# Moving to Istanbul



## Maraber (Jun 18, 2017)

Hi Everyone! I am moving to Istanbul this summer. Could you recommend a moving company? Thank you!


----------



## rsinner (Feb 3, 2009)

try https://servicemarket.com/
And stay safe!


----------



## Maraber (Jun 18, 2017)

thank you very much rsinner!


----------



## twowheelsgood (Feb 21, 2013)

If I were you, I would choose a company in Istanbul to arrange everything fro you.

That way, if there is a problem on arrival you can complain and nag someone local to you to sort things out. If its a UAE shipper, they will just ignore you as they know you will not fly back to sort the problem out with them.


----------



## Maraber (Jun 18, 2017)

Thank you for this piece of advice, twowheelsgood! 

I absolutely agree with you. I have already realized it while communicating with some of the shipping companies in Dubai. They agreed to provide the services but they were not able to respond to my questions regarding Turkish customs regulations. I am now looking for the companies with the agents in Turkey to be on the safe side


----------



## twowheelsgood (Feb 21, 2013)

Maraber said:


> I am now looking for the companies with the agents in Turkey to be on the safe side


Do it the other way - find Turkish companies and ask if they can arrange collection in the UAE as the ones who can, will be experienced international shippers, whereas the ones that struggle can only handle local Turkish removals.


----------



## Maraber (Jun 18, 2017)

that's a good point! Thanks a lot, twowheelsgood!


----------



## Ubaid7729 (Jun 21, 2017)

I can't recommend a moving company in Dubai, but I know how difficult to moving to another country may be and how expensive the services can be. Faced the same issue several months ago. Yet still, try to find a really trusted company, otherwise you risk to have lots of problems.


----------



## Maraber (Jun 18, 2017)

Thank you, Ubaid7729! Indeed, it is not an easy task


----------



## BedouGirl (Sep 15, 2011)

I'm not suggesting this company but you need to make sure whichever organization you opt for has similar affiliations http://www.dasadxb.com/affiliations

This should give you some sort of security. Whichever way round you make the decision, choose a company that has offices in both locations or a network that covers both locations.


----------



## Maraber (Jun 18, 2017)

Thank you, BedouGirl! 
Indeed, that's the best way to avoid problems. I am already in communication with one company in Istanbul and one company in Dubai that has an office in Istanbul. Checking their terms.


----------

Short problem 1
In the thread about moving to Istanbul, which website does rsinner suggest?
The thread and the rows come from separate sources.

Input material
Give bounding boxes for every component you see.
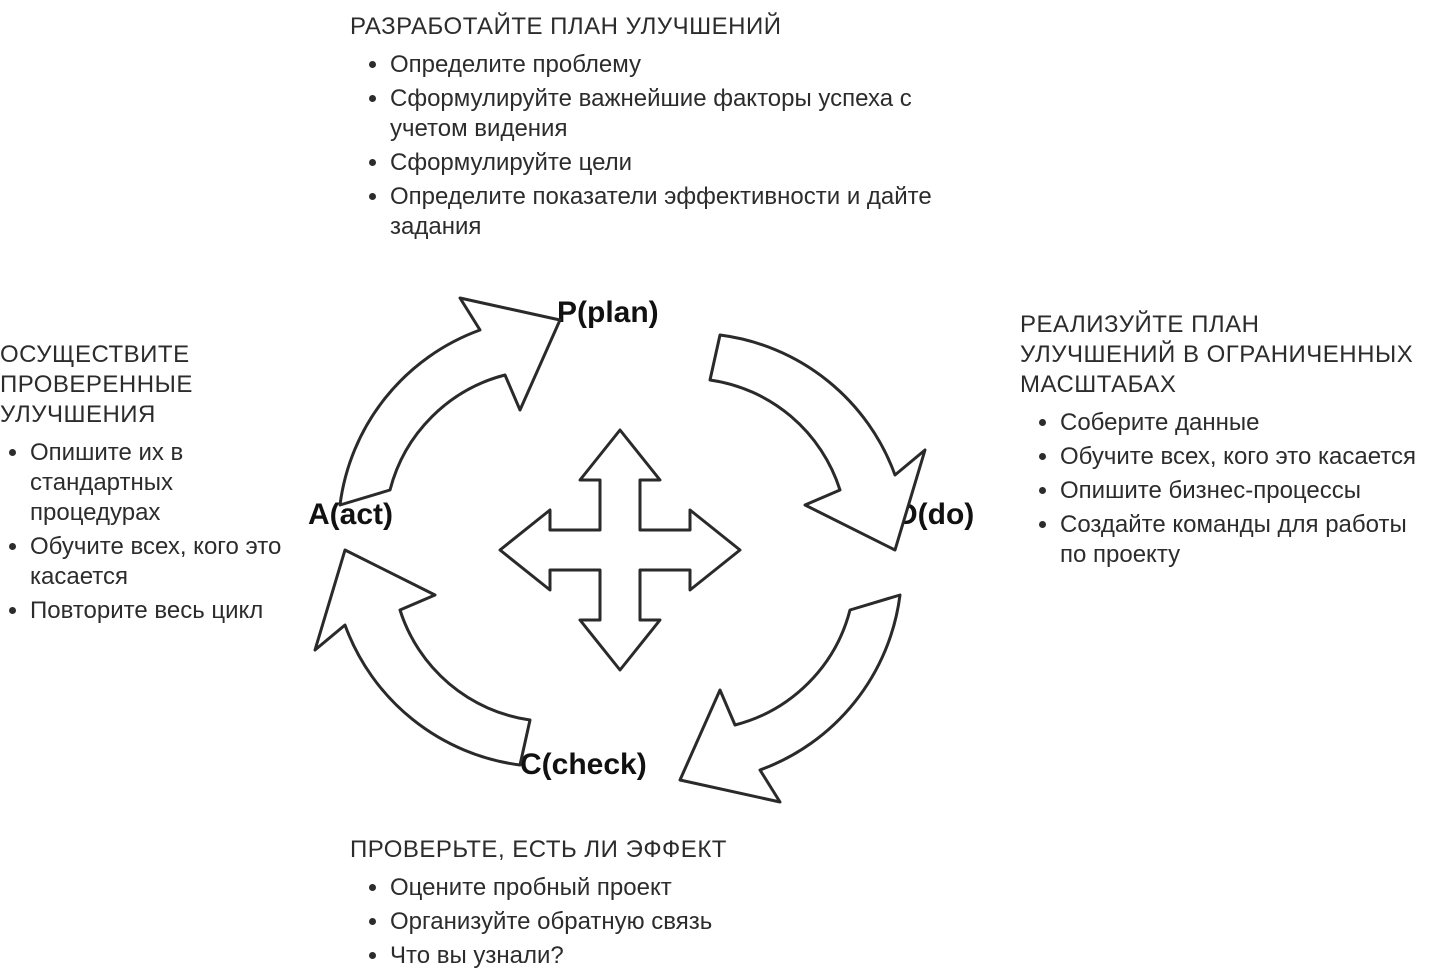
check-heading: ПРОВЕРЬТЕ, ЕСТЬ ЛИ ЭФФЕКТ bbox=[350, 835, 990, 865]
arrow-plan-to-do bbox=[710, 335, 925, 550]
act-bullets: Опишите их в стандартных процедурах Обуч… bbox=[0, 438, 290, 626]
plan-text-block: РАЗРАБОТАЙТЕ ПЛАН УЛУЧШЕНИЙ Определите п… bbox=[350, 12, 990, 246]
plan-bullet: Сформулируйте цели bbox=[390, 148, 990, 178]
check-bullet: Организуйте обратную связь bbox=[390, 907, 990, 937]
plan-heading: РАЗРАБОТАЙТЕ ПЛАН УЛУЧШЕНИЙ bbox=[350, 12, 990, 42]
check-bullet: Что вы узнали? bbox=[390, 941, 990, 971]
check-text-block: ПРОВЕРЬТЕ, ЕСТЬ ЛИ ЭФФЕКТ Оцените пробны… bbox=[350, 835, 990, 975]
center-cross-arrow bbox=[500, 430, 740, 670]
arrow-act-to-plan bbox=[340, 298, 560, 505]
do-bullet: Соберите данные bbox=[1060, 408, 1420, 438]
do-bullet: Опишите бизнес-процессы bbox=[1060, 476, 1420, 506]
plan-bullets: Определите проблему Сформулируйте важней… bbox=[350, 50, 990, 242]
act-bullet: Обучите всех, кого это касается bbox=[30, 532, 290, 592]
check-bullet: Оцените пробный проект bbox=[390, 873, 990, 903]
plan-bullet: Сформулируйте важнейшие факторы успеха с… bbox=[390, 84, 990, 144]
act-bullet: Опишите их в стандартных процедурах bbox=[30, 438, 290, 528]
do-heading: РЕАЛИЗУЙТЕ ПЛАН УЛУЧШЕНИЙ В ОГРАНИЧЕННЫХ… bbox=[1020, 310, 1420, 400]
do-bullets: Соберите данные Обучите всех, кого это к… bbox=[1020, 408, 1420, 570]
do-bullet: Создайте команды для работы по проекту bbox=[1060, 510, 1420, 570]
arrow-do-to-check bbox=[680, 595, 900, 802]
act-text-block: ОСУЩЕСТВИТЕ ПРОВЕРЕННЫЕ УЛУЧШЕНИЯ Опишит… bbox=[0, 340, 290, 630]
pdca-diagram: РАЗРАБОТАЙТЕ ПЛАН УЛУЧШЕНИЙ Определите п… bbox=[0, 0, 1430, 976]
check-bullets: Оцените пробный проект Организуйте обрат… bbox=[350, 873, 990, 971]
act-heading: ОСУЩЕСТВИТЕ ПРОВЕРЕННЫЕ УЛУЧШЕНИЯ bbox=[0, 340, 290, 430]
act-bullet: Повторите весь цикл bbox=[30, 596, 290, 626]
arrow-check-to-act bbox=[315, 550, 530, 765]
do-text-block: РЕАЛИЗУЙТЕ ПЛАН УЛУЧШЕНИЙ В ОГРАНИЧЕННЫХ… bbox=[1020, 310, 1420, 574]
cycle-svg bbox=[280, 280, 960, 820]
do-bullet: Обучите всех, кого это касается bbox=[1060, 442, 1420, 472]
plan-bullet: Определите показатели эффективности и да… bbox=[390, 182, 990, 242]
plan-bullet: Определите проблему bbox=[390, 50, 990, 80]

Short problem 2
Edit the rows from the line with "check-heading: ПРОВЕРЬТЕ, ЕСТЬ" to the line with "arrow-act-to-plan bbox=[340, 298, 560, 505]" so that "check-bullet" becomes "review-bullet", keeping everything else the same, and give only those rows.

Result 1
https://servicemarket.com/

Result 2
check-heading: ПРОВЕРЬТЕ, ЕСТЬ ЛИ ЭФФЕКТ bbox=[350, 835, 990, 865]
arrow-plan-to-do bbox=[710, 335, 925, 550]
act-bullets: Опишите их в стандартных процедурах Обуч… bbox=[0, 438, 290, 626]
plan-text-block: РАЗРАБОТАЙТЕ ПЛАН УЛУЧШЕНИЙ Определите п… bbox=[350, 12, 990, 246]
plan-bullet: Сформулируйте цели bbox=[390, 148, 990, 178]
review-bullet: Организуйте обратную связь bbox=[390, 907, 990, 937]
plan-heading: РАЗРАБОТАЙТЕ ПЛАН УЛУЧШЕНИЙ bbox=[350, 12, 990, 42]
review-bullet: Что вы узнали? bbox=[390, 941, 990, 971]
check-text-block: ПРОВЕРЬТЕ, ЕСТЬ ЛИ ЭФФЕКТ Оцените пробны… bbox=[350, 835, 990, 975]
center-cross-arrow bbox=[500, 430, 740, 670]
arrow-act-to-plan bbox=[340, 298, 560, 505]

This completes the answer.